Can you reproduce the data beneath, keeping every line exact?

□ □ □ □ □

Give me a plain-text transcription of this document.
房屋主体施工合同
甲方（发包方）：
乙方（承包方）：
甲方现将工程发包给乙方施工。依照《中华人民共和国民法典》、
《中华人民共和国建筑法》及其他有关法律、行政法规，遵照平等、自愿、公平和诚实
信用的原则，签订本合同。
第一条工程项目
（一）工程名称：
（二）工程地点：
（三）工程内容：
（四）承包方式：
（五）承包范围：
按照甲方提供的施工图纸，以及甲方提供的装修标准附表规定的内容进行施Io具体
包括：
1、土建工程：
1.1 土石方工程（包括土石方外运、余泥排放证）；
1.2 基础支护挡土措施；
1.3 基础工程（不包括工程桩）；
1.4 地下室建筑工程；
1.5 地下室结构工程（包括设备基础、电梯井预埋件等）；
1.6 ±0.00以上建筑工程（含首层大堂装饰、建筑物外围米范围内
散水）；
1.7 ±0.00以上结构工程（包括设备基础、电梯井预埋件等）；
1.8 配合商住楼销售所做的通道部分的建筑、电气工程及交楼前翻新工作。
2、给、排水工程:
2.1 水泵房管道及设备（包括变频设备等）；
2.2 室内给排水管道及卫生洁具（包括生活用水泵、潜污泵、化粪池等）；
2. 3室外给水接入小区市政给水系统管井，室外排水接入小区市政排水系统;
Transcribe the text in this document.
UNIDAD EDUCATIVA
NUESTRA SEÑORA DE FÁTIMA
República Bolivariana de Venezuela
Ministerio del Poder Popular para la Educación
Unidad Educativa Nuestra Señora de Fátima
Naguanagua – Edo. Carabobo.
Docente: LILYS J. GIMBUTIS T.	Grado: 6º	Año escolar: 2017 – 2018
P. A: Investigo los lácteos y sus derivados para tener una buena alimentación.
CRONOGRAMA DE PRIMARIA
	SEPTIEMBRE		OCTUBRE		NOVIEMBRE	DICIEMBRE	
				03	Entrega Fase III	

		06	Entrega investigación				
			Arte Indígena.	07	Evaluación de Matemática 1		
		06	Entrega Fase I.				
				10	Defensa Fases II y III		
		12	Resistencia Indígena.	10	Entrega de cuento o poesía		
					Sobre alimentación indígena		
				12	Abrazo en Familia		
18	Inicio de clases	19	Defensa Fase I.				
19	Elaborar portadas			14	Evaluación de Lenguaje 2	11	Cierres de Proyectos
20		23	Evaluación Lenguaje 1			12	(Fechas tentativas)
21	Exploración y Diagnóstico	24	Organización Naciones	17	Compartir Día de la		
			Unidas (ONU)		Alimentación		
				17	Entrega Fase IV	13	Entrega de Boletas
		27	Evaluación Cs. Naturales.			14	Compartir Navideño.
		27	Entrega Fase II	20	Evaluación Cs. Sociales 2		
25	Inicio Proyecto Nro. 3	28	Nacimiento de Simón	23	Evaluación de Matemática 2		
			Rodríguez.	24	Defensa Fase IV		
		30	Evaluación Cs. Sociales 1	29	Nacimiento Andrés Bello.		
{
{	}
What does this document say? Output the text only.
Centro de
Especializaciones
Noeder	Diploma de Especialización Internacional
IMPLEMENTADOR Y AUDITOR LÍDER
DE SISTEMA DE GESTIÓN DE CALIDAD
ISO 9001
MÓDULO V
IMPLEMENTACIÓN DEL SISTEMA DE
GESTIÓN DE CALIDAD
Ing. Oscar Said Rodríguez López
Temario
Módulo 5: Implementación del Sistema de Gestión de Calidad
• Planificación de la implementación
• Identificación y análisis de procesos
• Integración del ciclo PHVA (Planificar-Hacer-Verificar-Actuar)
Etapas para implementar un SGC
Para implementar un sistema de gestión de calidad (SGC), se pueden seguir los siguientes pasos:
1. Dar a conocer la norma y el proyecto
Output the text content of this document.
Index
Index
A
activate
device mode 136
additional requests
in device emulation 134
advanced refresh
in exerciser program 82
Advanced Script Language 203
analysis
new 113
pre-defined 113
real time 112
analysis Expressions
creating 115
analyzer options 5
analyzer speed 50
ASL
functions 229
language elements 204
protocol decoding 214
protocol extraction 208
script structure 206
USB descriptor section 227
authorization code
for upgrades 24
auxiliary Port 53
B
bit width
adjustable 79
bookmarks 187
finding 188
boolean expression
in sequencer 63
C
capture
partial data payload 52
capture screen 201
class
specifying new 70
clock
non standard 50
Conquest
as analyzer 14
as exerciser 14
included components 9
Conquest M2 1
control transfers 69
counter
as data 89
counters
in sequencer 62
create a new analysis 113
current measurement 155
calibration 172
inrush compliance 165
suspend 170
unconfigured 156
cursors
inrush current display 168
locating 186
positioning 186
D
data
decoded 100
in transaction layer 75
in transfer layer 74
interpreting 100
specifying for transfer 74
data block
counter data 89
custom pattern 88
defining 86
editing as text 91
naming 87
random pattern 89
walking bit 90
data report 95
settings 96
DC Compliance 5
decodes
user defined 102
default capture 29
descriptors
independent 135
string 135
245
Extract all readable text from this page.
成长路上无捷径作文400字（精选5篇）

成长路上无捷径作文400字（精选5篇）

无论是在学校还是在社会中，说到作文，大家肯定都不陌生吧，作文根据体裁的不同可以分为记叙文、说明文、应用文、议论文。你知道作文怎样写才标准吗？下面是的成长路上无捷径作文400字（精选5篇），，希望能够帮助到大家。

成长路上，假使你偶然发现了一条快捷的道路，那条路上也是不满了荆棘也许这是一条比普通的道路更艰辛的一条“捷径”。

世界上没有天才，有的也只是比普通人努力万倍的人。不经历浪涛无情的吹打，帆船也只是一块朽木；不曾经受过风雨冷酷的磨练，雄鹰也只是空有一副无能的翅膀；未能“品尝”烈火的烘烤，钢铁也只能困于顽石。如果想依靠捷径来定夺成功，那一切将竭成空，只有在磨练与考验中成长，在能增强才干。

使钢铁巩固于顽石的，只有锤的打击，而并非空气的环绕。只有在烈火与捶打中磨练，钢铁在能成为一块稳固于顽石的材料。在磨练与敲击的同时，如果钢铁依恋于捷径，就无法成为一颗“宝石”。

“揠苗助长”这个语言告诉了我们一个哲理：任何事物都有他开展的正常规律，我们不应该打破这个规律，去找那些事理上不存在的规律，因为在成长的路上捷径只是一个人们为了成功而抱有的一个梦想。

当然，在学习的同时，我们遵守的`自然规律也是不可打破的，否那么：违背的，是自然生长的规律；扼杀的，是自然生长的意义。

□ □ □ □ □

▶ _Response below_
Give me a plain-text transcription of this document.
房屋主体施工合同
甲方（发包方）：
乙方（承包方）：
甲方现将工程发包给乙方施工。依照《中华人民共和国民法典》、
《中华人民共和国建筑法》及其他有关法律、行政法规，遵照平等、自愿、公平和诚实
信用的原则，签订本合同。
第一条工程项目
（一）工程名称：
（二）工程地点：
（三）工程内容：
（四）承包方式：
（五）承包范围：
按照甲方提供的施工图纸，以及甲方提供的装修标准附表规定的内容进行施Io具体
包括：
1、土建工程：
1.1 土石方工程（包括土石方外运、余泥排放证）；
1.2 基础支护挡土措施；
1.3 基础工程（不包括工程桩）；
1.4 地下室建筑工程；
1.5 地下室结构工程（包括设备基础、电梯井预埋件等）；
1.6 ±0.00以上建筑工程（含首层大堂装饰、建筑物外围米范围内
散水）；
1.7 ±0.00以上结构工程（包括设备基础、电梯井预埋件等）；
1.8 配合商住楼销售所做的通道部分的建筑、电气工程及交楼前翻新工作。
2、给、排水工程:
2.1 水泵房管道及设备（包括变频设备等）；
2.2 室内给排水管道及卫生洁具（包括生活用水泵、潜污泵、化粪池等）；
2. 3室外给水接入小区市政给水系统管井，室外排水接入小区市政排水系统;
Transcribe the text in this document.
UNIDAD EDUCATIVA
NUESTRA SEÑORA DE FÁTIMA
República Bolivariana de Venezuela
Ministerio del Poder Popular para la Educación
Unidad Educativa Nuestra Señora de Fátima
Naguanagua – Edo. Carabobo.
Docente: LILYS J. GIMBUTIS T.	Grado: 6º	Año escolar: 2017 – 2018
P. A: Investigo los lácteos y sus derivados para tener una buena alimentación.
CRONOGRAMA DE PRIMARIA
	SEPTIEMBRE		OCTUBRE		NOVIEMBRE	DICIEMBRE	
				03	Entrega Fase III	

		06	Entrega investigación				
			Arte Indígena.	07	Evaluación de Matemática 1		
		06	Entrega Fase I.				
				10	Defensa Fases II y III		
		12	Resistencia Indígena.	10	Entrega de cuento o poesía		
					Sobre alimentación indígena		
				12	Abrazo en Familia		
18	Inicio de clases	19	Defensa Fase I.				
19	Elaborar portadas			14	Evaluación de Lenguaje 2	11	Cierres de Proyectos
20		23	Evaluación Lenguaje 1			12	(Fechas tentativas)
21	Exploración y Diagnóstico	24	Organización Naciones	17	Compartir Día de la		
			Unidas (ONU)		Alimentación		
				17	Entrega Fase IV	13	Entrega de Boletas
		27	Evaluación Cs. Naturales.			14	Compartir Navideño.
		27	Entrega Fase II	20	Evaluación Cs. Sociales 2		
25	Inicio Proyecto Nro. 3	28	Nacimiento de Simón	23	Evaluación de Matemática 2		
			Rodríguez.	24	Defensa Fase IV		
		30	Evaluación Cs. Sociales 1	29	Nacimiento Andrés Bello.		
{
{	}
What does this document say? Output the text only.
Centro de
Especializaciones
Noeder	Diploma de Especialización Internacional
IMPLEMENTADOR Y AUDITOR LÍDER
DE SISTEMA DE GESTIÓN DE CALIDAD
ISO 9001
MÓDULO V
IMPLEMENTACIÓN DEL SISTEMA DE
GESTIÓN DE CALIDAD
Ing. Oscar Said Rodríguez López
Temario
Módulo 5: Implementación del Sistema de Gestión de Calidad
• Planificación de la implementación
• Identificación y análisis de procesos
• Integración del ciclo PHVA (Planificar-Hacer-Verificar-Actuar)
Etapas para implementar un SGC
Para implementar un sistema de gestión de calidad (SGC), se pueden seguir los siguientes pasos:
1. Dar a conocer la norma y el proyecto
Output the text content of this document.
Index
Index
A
activate
device mode 136
additional requests
in device emulation 134
advanced refresh
in exerciser program 82
Advanced Script Language 203
analysis
new 113
pre-defined 113
real time 112
analysis Expressions
creating 115
analyzer options 5
analyzer speed 50
ASL
functions 229
language elements 204
protocol decoding 214
protocol extraction 208
script structure 206
USB descriptor section 227
authorization code
for upgrades 24
auxiliary Port 53
B
bit width
adjustable 79
bookmarks 187
finding 188
boolean expression
in sequencer 63
C
capture
partial data payload 52
capture screen 201
class
specifying new 70
clock
non standard 50
Conquest
as analyzer 14
as exerciser 14
included components 9
Conquest M2 1
control transfers 69
counter
as data 89
counters
in sequencer 62
create a new analysis 113
current measurement 155
calibration 172
inrush compliance 165
suspend 170
unconfigured 156
cursors
inrush current display 168
locating 186
positioning 186
D
data
decoded 100
in transaction layer 75
in transfer layer 74
interpreting 100
specifying for transfer 74
data block
counter data 89
custom pattern 88
defining 86
editing as text 91
naming 87
random pattern 89
walking bit 90
data report 95
settings 96
DC Compliance 5
decodes
user defined 102
default capture 29
descriptors
independent 135
string 135
245
Extract all readable text from this page.
成长路上无捷径作文400字（精选5篇）

成长路上无捷径作文400字（精选5篇）

无论是在学校还是在社会中，说到作文，大家肯定都不陌生吧，作文根据体裁的不同可以分为记叙文、说明文、应用文、议论文。你知道作文怎样写才标准吗？下面是的成长路上无捷径作文400字（精选5篇），，希望能够帮助到大家。

成长路上，假使你偶然发现了一条快捷的道路，那条路上也是不满了荆棘也许这是一条比普通的道路更艰辛的一条“捷径”。

世界上没有天才，有的也只是比普通人努力万倍的人。不经历浪涛无情的吹打，帆船也只是一块朽木；不曾经受过风雨冷酷的磨练，雄鹰也只是空有一副无能的翅膀；未能“品尝”烈火的烘烤，钢铁也只能困于顽石。如果想依靠捷径来定夺成功，那一切将竭成空，只有在磨练与考验中成长，在能增强才干。

使钢铁巩固于顽石的，只有锤的打击，而并非空气的环绕。只有在烈火与捶打中磨练，钢铁在能成为一块稳固于顽石的材料。在磨练与敲击的同时，如果钢铁依恋于捷径，就无法成为一颗“宝石”。

“揠苗助长”这个语言告诉了我们一个哲理：任何事物都有他开展的正常规律，我们不应该打破这个规律，去找那些事理上不存在的规律，因为在成长的路上捷径只是一个人们为了成功而抱有的一个梦想。

当然，在学习的同时，我们遵守的`自然规律也是不可打破的，否那么：违背的，是自然生长的规律；扼杀的，是自然生长的意义。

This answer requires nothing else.